— SHORT PROBLEM —
Convert every line of the data below into a JSON array of strings, one string per line, and skip any blank lines.

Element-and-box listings
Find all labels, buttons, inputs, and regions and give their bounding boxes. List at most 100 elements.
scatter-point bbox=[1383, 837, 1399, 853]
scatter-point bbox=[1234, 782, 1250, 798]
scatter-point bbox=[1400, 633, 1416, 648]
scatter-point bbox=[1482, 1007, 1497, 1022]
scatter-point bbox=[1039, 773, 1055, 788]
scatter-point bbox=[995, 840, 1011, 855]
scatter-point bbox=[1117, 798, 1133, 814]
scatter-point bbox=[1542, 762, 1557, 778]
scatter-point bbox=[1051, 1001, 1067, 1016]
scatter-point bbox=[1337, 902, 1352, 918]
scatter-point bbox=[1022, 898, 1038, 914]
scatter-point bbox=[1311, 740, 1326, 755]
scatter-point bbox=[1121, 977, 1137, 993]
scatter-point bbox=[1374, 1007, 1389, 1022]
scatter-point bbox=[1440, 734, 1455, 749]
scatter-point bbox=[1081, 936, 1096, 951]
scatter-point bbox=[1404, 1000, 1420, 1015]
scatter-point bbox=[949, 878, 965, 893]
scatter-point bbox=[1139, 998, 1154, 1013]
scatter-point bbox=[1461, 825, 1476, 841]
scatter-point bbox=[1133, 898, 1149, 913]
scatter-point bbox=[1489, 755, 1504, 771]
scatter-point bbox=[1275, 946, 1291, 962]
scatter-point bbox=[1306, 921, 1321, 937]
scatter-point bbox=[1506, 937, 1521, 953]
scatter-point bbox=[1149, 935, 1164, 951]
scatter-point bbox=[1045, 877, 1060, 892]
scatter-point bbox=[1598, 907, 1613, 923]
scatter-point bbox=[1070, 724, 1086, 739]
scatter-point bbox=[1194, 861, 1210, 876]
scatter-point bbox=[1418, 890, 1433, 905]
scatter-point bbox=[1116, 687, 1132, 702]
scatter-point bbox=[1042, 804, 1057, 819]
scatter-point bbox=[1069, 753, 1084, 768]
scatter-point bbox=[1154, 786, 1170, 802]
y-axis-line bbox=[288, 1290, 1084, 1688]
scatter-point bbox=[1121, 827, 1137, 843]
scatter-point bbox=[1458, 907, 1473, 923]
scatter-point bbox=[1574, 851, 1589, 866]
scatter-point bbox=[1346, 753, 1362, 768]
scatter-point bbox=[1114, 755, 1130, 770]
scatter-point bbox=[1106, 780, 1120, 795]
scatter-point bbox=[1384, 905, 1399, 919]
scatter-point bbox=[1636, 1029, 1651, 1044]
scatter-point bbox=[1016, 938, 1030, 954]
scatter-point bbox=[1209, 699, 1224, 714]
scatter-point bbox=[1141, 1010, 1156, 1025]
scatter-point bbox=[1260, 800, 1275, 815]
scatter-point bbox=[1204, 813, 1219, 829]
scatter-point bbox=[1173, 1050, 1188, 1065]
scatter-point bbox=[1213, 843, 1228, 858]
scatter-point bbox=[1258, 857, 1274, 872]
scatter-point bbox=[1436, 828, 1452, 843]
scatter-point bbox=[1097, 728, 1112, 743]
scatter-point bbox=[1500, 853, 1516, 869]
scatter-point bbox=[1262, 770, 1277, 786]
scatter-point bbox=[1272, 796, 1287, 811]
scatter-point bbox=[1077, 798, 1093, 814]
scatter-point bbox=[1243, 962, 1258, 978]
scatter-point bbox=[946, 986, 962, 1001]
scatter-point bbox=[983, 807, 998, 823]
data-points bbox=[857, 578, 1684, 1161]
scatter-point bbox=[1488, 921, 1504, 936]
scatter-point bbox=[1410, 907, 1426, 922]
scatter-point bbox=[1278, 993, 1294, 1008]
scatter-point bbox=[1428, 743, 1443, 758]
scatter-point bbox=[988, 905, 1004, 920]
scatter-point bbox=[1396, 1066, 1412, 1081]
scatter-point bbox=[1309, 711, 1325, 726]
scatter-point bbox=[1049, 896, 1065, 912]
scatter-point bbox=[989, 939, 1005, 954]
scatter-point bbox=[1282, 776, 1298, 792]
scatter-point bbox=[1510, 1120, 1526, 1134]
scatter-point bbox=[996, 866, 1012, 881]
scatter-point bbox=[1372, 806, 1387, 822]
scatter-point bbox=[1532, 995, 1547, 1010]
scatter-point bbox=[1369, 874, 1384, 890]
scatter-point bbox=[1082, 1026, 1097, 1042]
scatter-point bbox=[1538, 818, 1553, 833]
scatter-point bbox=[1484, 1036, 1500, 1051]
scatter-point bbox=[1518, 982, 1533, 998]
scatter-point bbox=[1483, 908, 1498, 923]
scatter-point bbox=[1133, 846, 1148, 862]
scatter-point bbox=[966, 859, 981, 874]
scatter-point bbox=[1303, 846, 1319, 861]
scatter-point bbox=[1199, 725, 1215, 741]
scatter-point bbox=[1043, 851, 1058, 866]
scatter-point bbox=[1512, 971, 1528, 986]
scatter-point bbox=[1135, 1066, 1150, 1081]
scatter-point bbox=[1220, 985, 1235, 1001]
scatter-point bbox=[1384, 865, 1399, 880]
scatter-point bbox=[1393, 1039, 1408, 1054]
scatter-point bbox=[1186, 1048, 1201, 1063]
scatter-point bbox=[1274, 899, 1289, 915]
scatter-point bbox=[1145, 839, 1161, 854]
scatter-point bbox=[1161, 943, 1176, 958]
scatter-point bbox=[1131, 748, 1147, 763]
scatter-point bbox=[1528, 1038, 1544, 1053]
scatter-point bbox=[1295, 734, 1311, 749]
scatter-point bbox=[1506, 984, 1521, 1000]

— THE OUTPUT —
[
  "Find all labels, buttons, inputs, and regions and give their bounding boxes. List at most 100 elements.",
  "scatter-point bbox=[1383, 837, 1399, 853]",
  "scatter-point bbox=[1234, 782, 1250, 798]",
  "scatter-point bbox=[1400, 633, 1416, 648]",
  "scatter-point bbox=[1482, 1007, 1497, 1022]",
  "scatter-point bbox=[1039, 773, 1055, 788]",
  "scatter-point bbox=[995, 840, 1011, 855]",
  "scatter-point bbox=[1117, 798, 1133, 814]",
  "scatter-point bbox=[1542, 762, 1557, 778]",
  "scatter-point bbox=[1051, 1001, 1067, 1016]",
  "scatter-point bbox=[1337, 902, 1352, 918]",
  "scatter-point bbox=[1022, 898, 1038, 914]",
  "scatter-point bbox=[1311, 740, 1326, 755]",
  "scatter-point bbox=[1121, 977, 1137, 993]",
  "scatter-point bbox=[1374, 1007, 1389, 1022]",
  "scatter-point bbox=[1440, 734, 1455, 749]",
  "scatter-point bbox=[1081, 936, 1096, 951]",
  "scatter-point bbox=[1404, 1000, 1420, 1015]",
  "scatter-point bbox=[949, 878, 965, 893]",
  "scatter-point bbox=[1139, 998, 1154, 1013]",
  "scatter-point bbox=[1461, 825, 1476, 841]",
  "scatter-point bbox=[1133, 898, 1149, 913]",
  "scatter-point bbox=[1489, 755, 1504, 771]",
  "scatter-point bbox=[1275, 946, 1291, 962]",
  "scatter-point bbox=[1306, 921, 1321, 937]",
  "scatter-point bbox=[1506, 937, 1521, 953]",
  "scatter-point bbox=[1149, 935, 1164, 951]",
  "scatter-point bbox=[1045, 877, 1060, 892]",
  "scatter-point bbox=[1598, 907, 1613, 923]",
  "scatter-point bbox=[1070, 724, 1086, 739]",
  "scatter-point bbox=[1194, 861, 1210, 876]",
  "scatter-point bbox=[1418, 890, 1433, 905]",
  "scatter-point bbox=[1116, 687, 1132, 702]",
  "scatter-point bbox=[1042, 804, 1057, 819]",
  "scatter-point bbox=[1069, 753, 1084, 768]",
  "scatter-point bbox=[1154, 786, 1170, 802]",
  "y-axis-line bbox=[288, 1290, 1084, 1688]",
  "scatter-point bbox=[1121, 827, 1137, 843]",
  "scatter-point bbox=[1458, 907, 1473, 923]",
  "scatter-point bbox=[1574, 851, 1589, 866]",
  "scatter-point bbox=[1346, 753, 1362, 768]",
  "scatter-point bbox=[1114, 755, 1130, 770]",
  "scatter-point bbox=[1106, 780, 1120, 795]",
  "scatter-point bbox=[1384, 905, 1399, 919]",
  "scatter-point bbox=[1636, 1029, 1651, 1044]",
  "scatter-point bbox=[1016, 938, 1030, 954]",
  "scatter-point bbox=[1209, 699, 1224, 714]",
  "scatter-point bbox=[1141, 1010, 1156, 1025]",
  "scatter-point bbox=[1260, 800, 1275, 815]",
  "scatter-point bbox=[1204, 813, 1219, 829]",
  "scatter-point bbox=[1173, 1050, 1188, 1065]",
  "scatter-point bbox=[1213, 843, 1228, 858]",
  "scatter-point bbox=[1258, 857, 1274, 872]",
  "scatter-point bbox=[1436, 828, 1452, 843]",
  "scatter-point bbox=[1097, 728, 1112, 743]",
  "scatter-point bbox=[1500, 853, 1516, 869]",
  "scatter-point bbox=[1262, 770, 1277, 786]",
  "scatter-point bbox=[1272, 796, 1287, 811]",
  "scatter-point bbox=[1077, 798, 1093, 814]",
  "scatter-point bbox=[1243, 962, 1258, 978]",
  "scatter-point bbox=[946, 986, 962, 1001]",
  "scatter-point bbox=[983, 807, 998, 823]",
  "data-points bbox=[857, 578, 1684, 1161]",
  "scatter-point bbox=[1488, 921, 1504, 936]",
  "scatter-point bbox=[1410, 907, 1426, 922]",
  "scatter-point bbox=[1278, 993, 1294, 1008]",
  "scatter-point bbox=[1428, 743, 1443, 758]",
  "scatter-point bbox=[988, 905, 1004, 920]",
  "scatter-point bbox=[1396, 1066, 1412, 1081]",
  "scatter-point bbox=[1309, 711, 1325, 726]",
  "scatter-point bbox=[1049, 896, 1065, 912]",
  "scatter-point bbox=[989, 939, 1005, 954]",
  "scatter-point bbox=[1282, 776, 1298, 792]",
  "scatter-point bbox=[1510, 1120, 1526, 1134]",
  "scatter-point bbox=[996, 866, 1012, 881]",
  "scatter-point bbox=[1372, 806, 1387, 822]",
  "scatter-point bbox=[1532, 995, 1547, 1010]",
  "scatter-point bbox=[1369, 874, 1384, 890]",
  "scatter-point bbox=[1082, 1026, 1097, 1042]",
  "scatter-point bbox=[1538, 818, 1553, 833]",
  "scatter-point bbox=[1484, 1036, 1500, 1051]",
  "scatter-point bbox=[1518, 982, 1533, 998]",
  "scatter-point bbox=[1483, 908, 1498, 923]",
  "scatter-point bbox=[1133, 846, 1148, 862]",
  "scatter-point bbox=[966, 859, 981, 874]",
  "scatter-point bbox=[1303, 846, 1319, 861]",
  "scatter-point bbox=[1199, 725, 1215, 741]",
  "scatter-point bbox=[1043, 851, 1058, 866]",
  "scatter-point bbox=[1512, 971, 1528, 986]",
  "scatter-point bbox=[1135, 1066, 1150, 1081]",
  "scatter-point bbox=[1220, 985, 1235, 1001]",
  "scatter-point bbox=[1384, 865, 1399, 880]",
  "scatter-point bbox=[1393, 1039, 1408, 1054]",
  "scatter-point bbox=[1186, 1048, 1201, 1063]",
  "scatter-point bbox=[1274, 899, 1289, 915]",
  "scatter-point bbox=[1145, 839, 1161, 854]",
  "scatter-point bbox=[1161, 943, 1176, 958]",
  "scatter-point bbox=[1131, 748, 1147, 763]",
  "scatter-point bbox=[1528, 1038, 1544, 1053]",
  "scatter-point bbox=[1295, 734, 1311, 749]",
  "scatter-point bbox=[1506, 984, 1521, 1000]"
]